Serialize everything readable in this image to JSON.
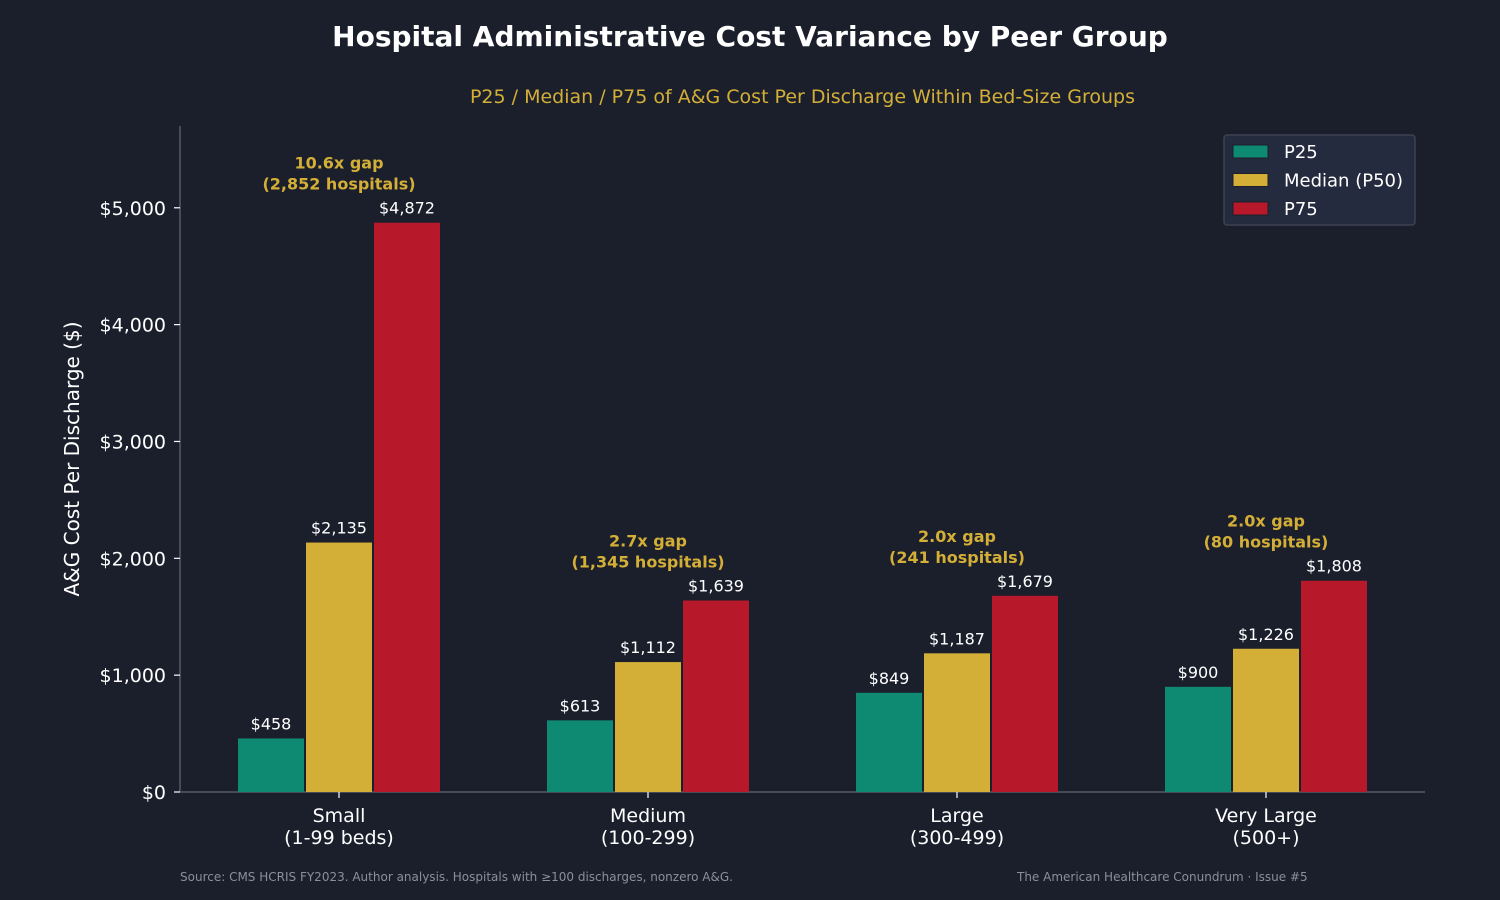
{
  "title": "Hospital Administrative Cost Variance by Peer Group",
  "subtitle": "P25 / Median / P75 of A&G Cost Per Discharge Within Bed-Size Groups",
  "footer": {
    "source": "Source: CMS HCRIS FY2023. Author analysis. Hospitals with ≥100 discharges, nonzero A&G.",
    "credit": "The American Healthcare Conundrum · Issue #5"
  },
  "colors": {
    "background": "#1b1f2c",
    "p25": "#0f8a72",
    "p50": "#d4af37",
    "p75": "#b8192a",
    "annotation": "#d4af37",
    "axis": "#555a66"
  },
  "chart_data": {
    "type": "bar",
    "title": "Hospital Administrative Cost Variance by Peer Group",
    "subtitle": "P25 / Median / P75 of A&G Cost Per Discharge Within Bed-Size Groups",
    "xlabel": "",
    "ylabel": "A&G Cost Per Discharge ($)",
    "ylim": [
      0,
      5700
    ],
    "yticks": [
      0,
      1000,
      2000,
      3000,
      4000,
      5000
    ],
    "ytick_labels": [
      "$0",
      "$1,000",
      "$2,000",
      "$3,000",
      "$4,000",
      "$5,000"
    ],
    "categories": [
      [
        "Small",
        "(1-99 beds)"
      ],
      [
        "Medium",
        "(100-299)"
      ],
      [
        "Large",
        "(300-499)"
      ],
      [
        "Very Large",
        "(500+)"
      ]
    ],
    "series": [
      {
        "name": "P25",
        "values": [
          458,
          613,
          849,
          900
        ],
        "labels": [
          "$458",
          "$613",
          "$849",
          "$900"
        ]
      },
      {
        "name": "Median (P50)",
        "values": [
          2135,
          1112,
          1187,
          1226
        ],
        "labels": [
          "$2,135",
          "$1,112",
          "$1,187",
          "$1,226"
        ]
      },
      {
        "name": "P75",
        "values": [
          4872,
          1639,
          1679,
          1808
        ],
        "labels": [
          "$4,872",
          "$1,639",
          "$1,679",
          "$1,808"
        ]
      }
    ],
    "annotations": [
      [
        "10.6x gap",
        "(2,852 hospitals)"
      ],
      [
        "2.7x gap",
        "(1,345 hospitals)"
      ],
      [
        "2.0x gap",
        "(241 hospitals)"
      ],
      [
        "2.0x gap",
        "(80 hospitals)"
      ]
    ],
    "legend": "top-right",
    "grid": false
  }
}
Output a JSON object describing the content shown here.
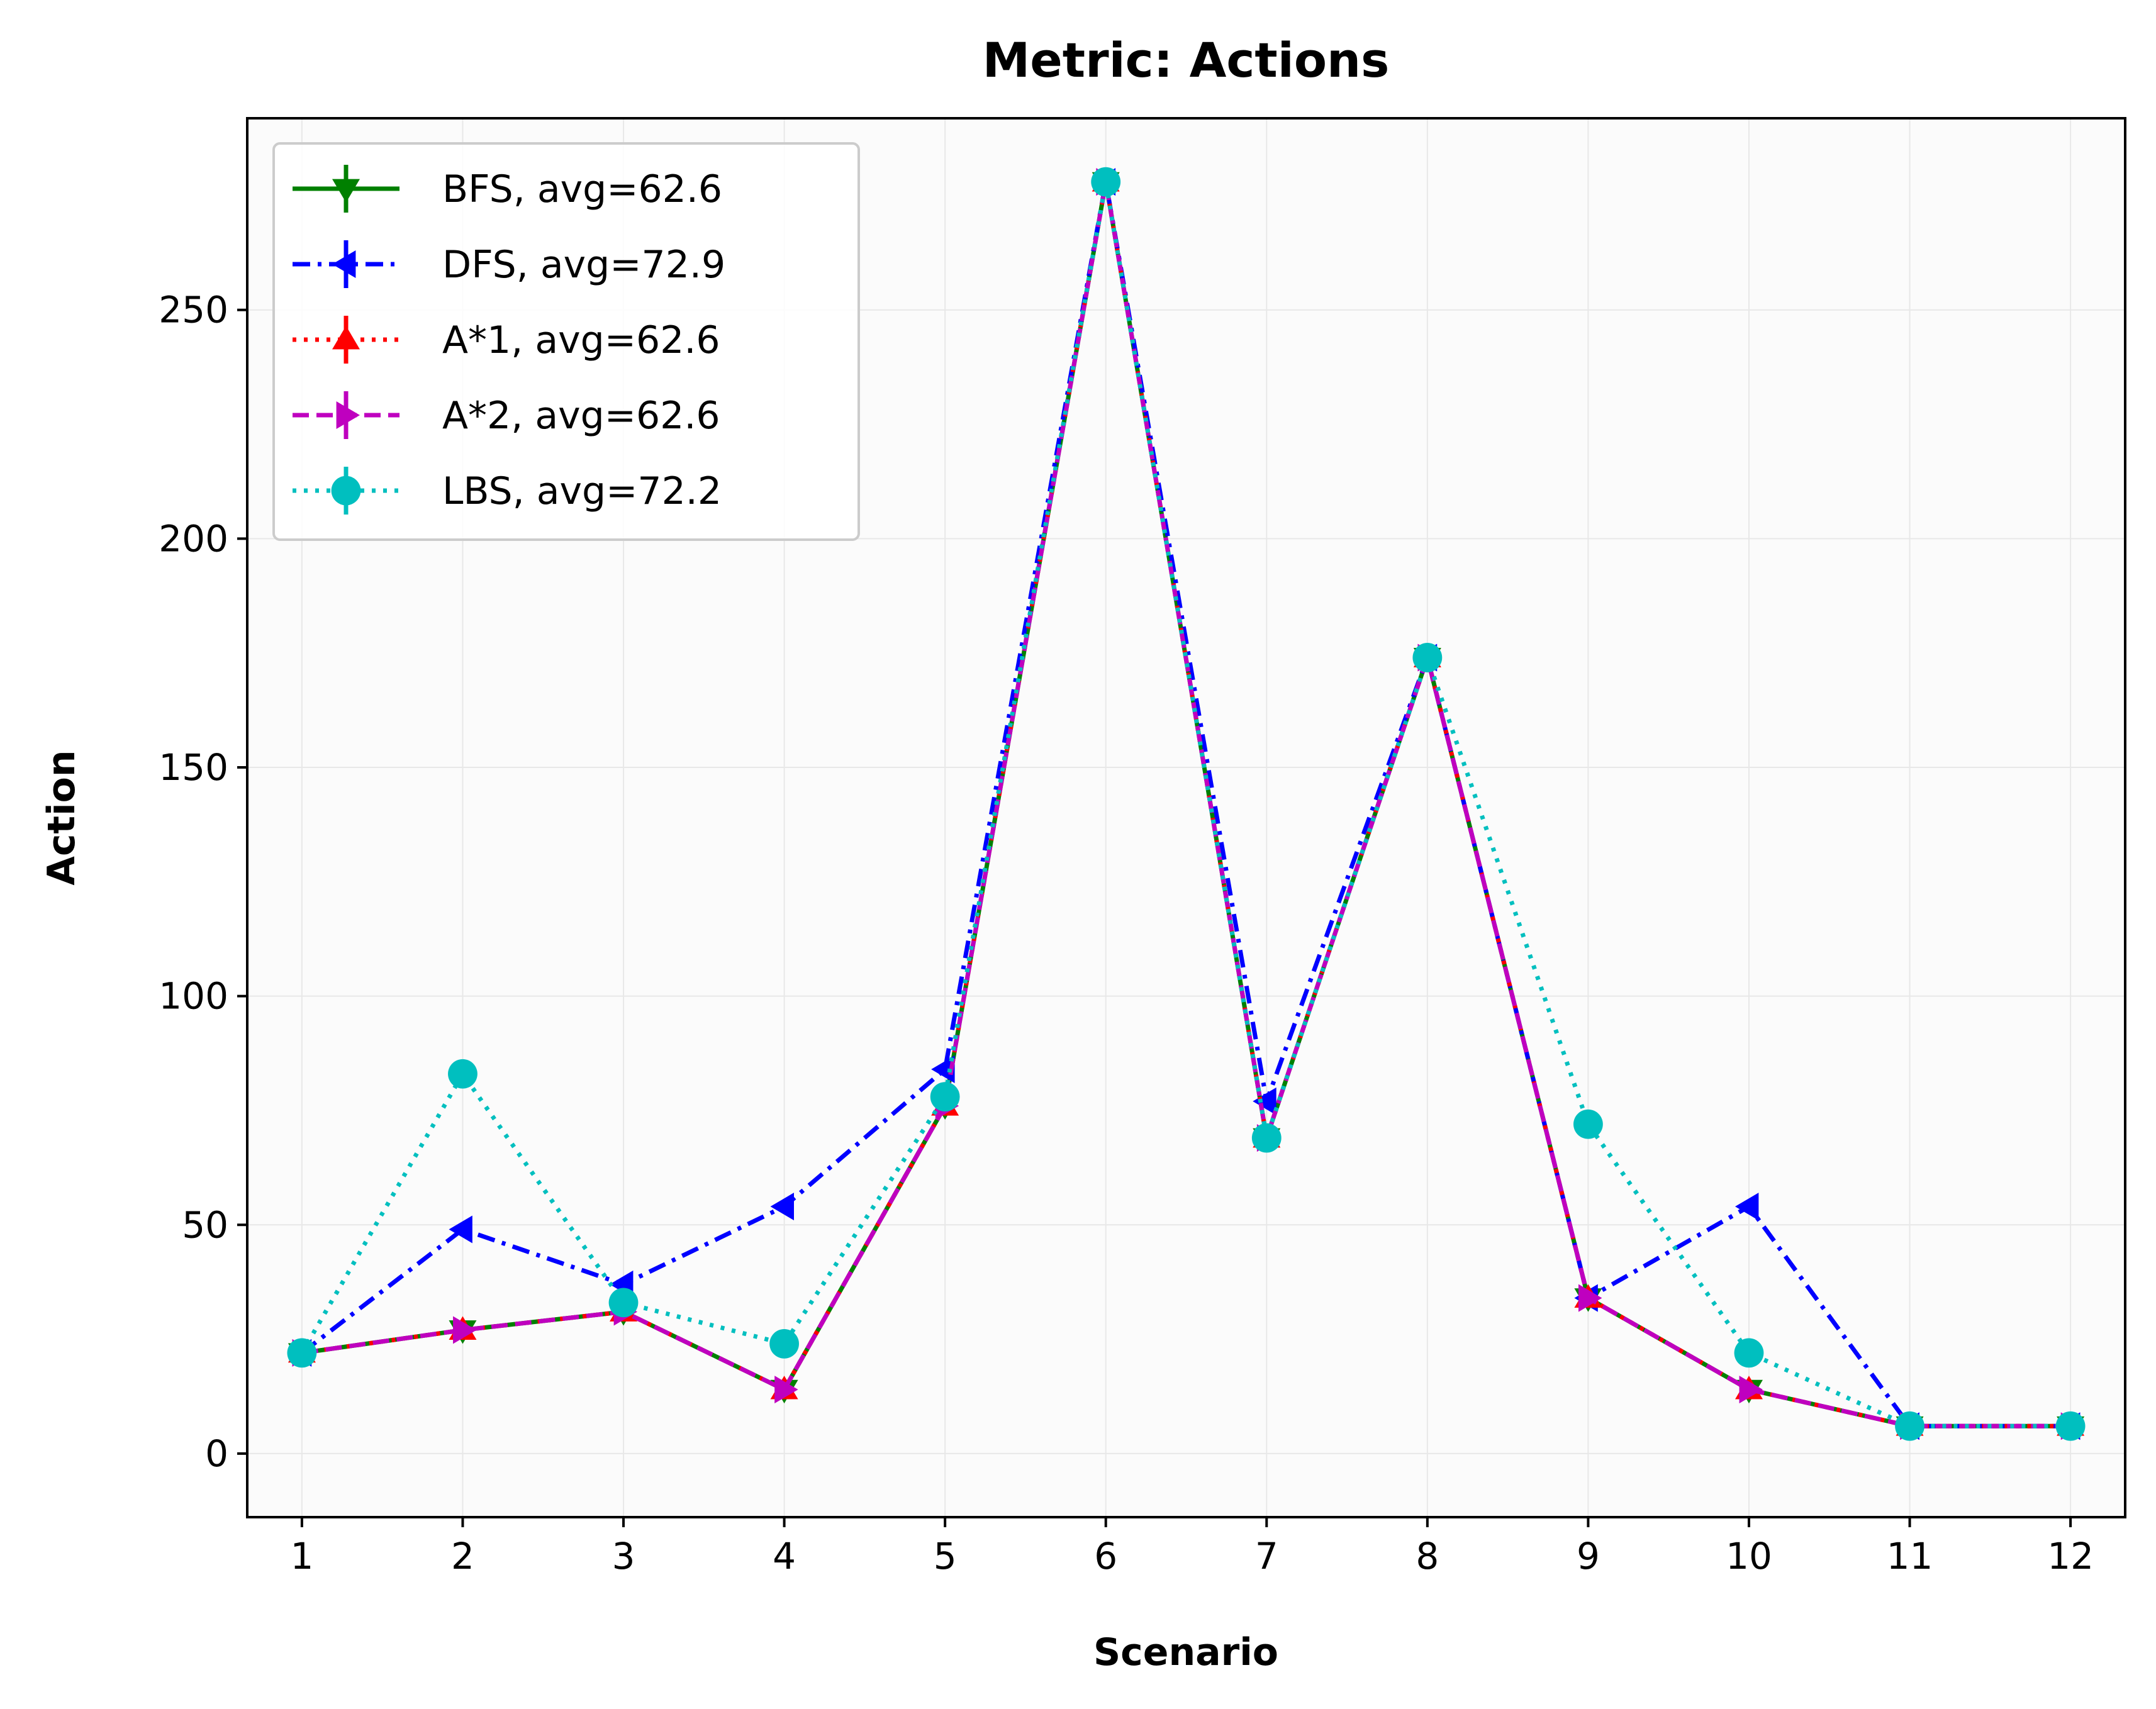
{
  "chart_data": {
    "type": "line",
    "title": "Metric: Actions",
    "xlabel": "Scenario",
    "ylabel": "Action",
    "x": [
      1,
      2,
      3,
      4,
      5,
      6,
      7,
      8,
      9,
      10,
      11,
      12
    ],
    "xlim": [
      0.66,
      12.34
    ],
    "ylim": [
      -13.9,
      291.9
    ],
    "yticks": [
      0,
      50,
      100,
      150,
      200,
      250
    ],
    "grid": true,
    "legend_position": "upper-left",
    "series": [
      {
        "name": "BFS, avg=62.6",
        "color": "#008000",
        "linestyle": "solid",
        "marker": "triangle-down",
        "values": [
          22,
          27,
          31,
          14,
          76,
          278,
          69,
          174,
          34,
          14,
          6,
          6
        ]
      },
      {
        "name": "DFS, avg=72.9",
        "color": "#0000ff",
        "linestyle": "dashdot",
        "marker": "triangle-left",
        "values": [
          22,
          49,
          37,
          54,
          84,
          278,
          77,
          174,
          34,
          54,
          6,
          6
        ]
      },
      {
        "name": "A*1, avg=62.6",
        "color": "#ff0000",
        "linestyle": "dotted",
        "marker": "triangle-up",
        "values": [
          22,
          27,
          31,
          14,
          76,
          278,
          69,
          174,
          34,
          14,
          6,
          6
        ]
      },
      {
        "name": "A*2, avg=62.6",
        "color": "#bf00bf",
        "linestyle": "dashed",
        "marker": "triangle-right",
        "values": [
          22,
          27,
          31,
          14,
          76,
          278,
          69,
          174,
          34,
          14,
          6,
          6
        ]
      },
      {
        "name": "LBS, avg=72.2",
        "color": "#00bfbf",
        "linestyle": "dotted",
        "marker": "circle",
        "values": [
          22,
          83,
          33,
          24,
          78,
          278,
          69,
          174,
          72,
          22,
          6,
          6
        ]
      }
    ]
  }
}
● ● ●
● To do
Print each of the records above exactly as written, leaving no picture in the copy.

● Solution for this problem
Serialize everything readable in this image to JSON.
{
  "title": "Hospital Administrative Cost Variance by Peer Group",
  "subtitle": "P25 / Median / P75 of A&G Cost Per Discharge Within Bed-Size Groups",
  "footer": {
    "source": "Source: CMS HCRIS FY2023. Author analysis. Hospitals with ≥100 discharges, nonzero A&G.",
    "credit": "The American Healthcare Conundrum · Issue #5"
  },
  "colors": {
    "background": "#1b1f2c",
    "p25": "#0f8a72",
    "p50": "#d4af37",
    "p75": "#b8192a",
    "annotation": "#d4af37",
    "axis": "#555a66"
  },
  "chart_data": {
    "type": "bar",
    "title": "Hospital Administrative Cost Variance by Peer Group",
    "subtitle": "P25 / Median / P75 of A&G Cost Per Discharge Within Bed-Size Groups",
    "xlabel": "",
    "ylabel": "A&G Cost Per Discharge ($)",
    "ylim": [
      0,
      5700
    ],
    "yticks": [
      0,
      1000,
      2000,
      3000,
      4000,
      5000
    ],
    "ytick_labels": [
      "$0",
      "$1,000",
      "$2,000",
      "$3,000",
      "$4,000",
      "$5,000"
    ],
    "categories": [
      [
        "Small",
        "(1-99 beds)"
      ],
      [
        "Medium",
        "(100-299)"
      ],
      [
        "Large",
        "(300-499)"
      ],
      [
        "Very Large",
        "(500+)"
      ]
    ],
    "series": [
      {
        "name": "P25",
        "values": [
          458,
          613,
          849,
          900
        ],
        "labels": [
          "$458",
          "$613",
          "$849",
          "$900"
        ]
      },
      {
        "name": "Median (P50)",
        "values": [
          2135,
          1112,
          1187,
          1226
        ],
        "labels": [
          "$2,135",
          "$1,112",
          "$1,187",
          "$1,226"
        ]
      },
      {
        "name": "P75",
        "values": [
          4872,
          1639,
          1679,
          1808
        ],
        "labels": [
          "$4,872",
          "$1,639",
          "$1,679",
          "$1,808"
        ]
      }
    ],
    "annotations": [
      [
        "10.6x gap",
        "(2,852 hospitals)"
      ],
      [
        "2.7x gap",
        "(1,345 hospitals)"
      ],
      [
        "2.0x gap",
        "(241 hospitals)"
      ],
      [
        "2.0x gap",
        "(80 hospitals)"
      ]
    ],
    "legend": "top-right",
    "grid": false
  }
}
Output a JSON object describing the content shown here.
{
  "chart_data": {
    "type": "line",
    "title": "Metric: Actions",
    "xlabel": "Scenario",
    "ylabel": "Action",
    "x": [
      1,
      2,
      3,
      4,
      5,
      6,
      7,
      8,
      9,
      10,
      11,
      12
    ],
    "xlim": [
      0.66,
      12.34
    ],
    "ylim": [
      -13.9,
      291.9
    ],
    "yticks": [
      0,
      50,
      100,
      150,
      200,
      250
    ],
    "grid": true,
    "legend_position": "upper-left",
    "series": [
      {
        "name": "BFS, avg=62.6",
        "color": "#008000",
        "linestyle": "solid",
        "marker": "triangle-down",
        "values": [
          22,
          27,
          31,
          14,
          76,
          278,
          69,
          174,
          34,
          14,
          6,
          6
        ]
      },
      {
        "name": "DFS, avg=72.9",
        "color": "#0000ff",
        "linestyle": "dashdot",
        "marker": "triangle-left",
        "values": [
          22,
          49,
          37,
          54,
          84,
          278,
          77,
          174,
          34,
          54,
          6,
          6
        ]
      },
      {
        "name": "A*1, avg=62.6",
        "color": "#ff0000",
        "linestyle": "dotted",
        "marker": "triangle-up",
        "values": [
          22,
          27,
          31,
          14,
          76,
          278,
          69,
          174,
          34,
          14,
          6,
          6
        ]
      },
      {
        "name": "A*2, avg=62.6",
        "color": "#bf00bf",
        "linestyle": "dashed",
        "marker": "triangle-right",
        "values": [
          22,
          27,
          31,
          14,
          76,
          278,
          69,
          174,
          34,
          14,
          6,
          6
        ]
      },
      {
        "name": "LBS, avg=72.2",
        "color": "#00bfbf",
        "linestyle": "dotted",
        "marker": "circle",
        "values": [
          22,
          83,
          33,
          24,
          78,
          278,
          69,
          174,
          72,
          22,
          6,
          6
        ]
      }
    ]
  }
}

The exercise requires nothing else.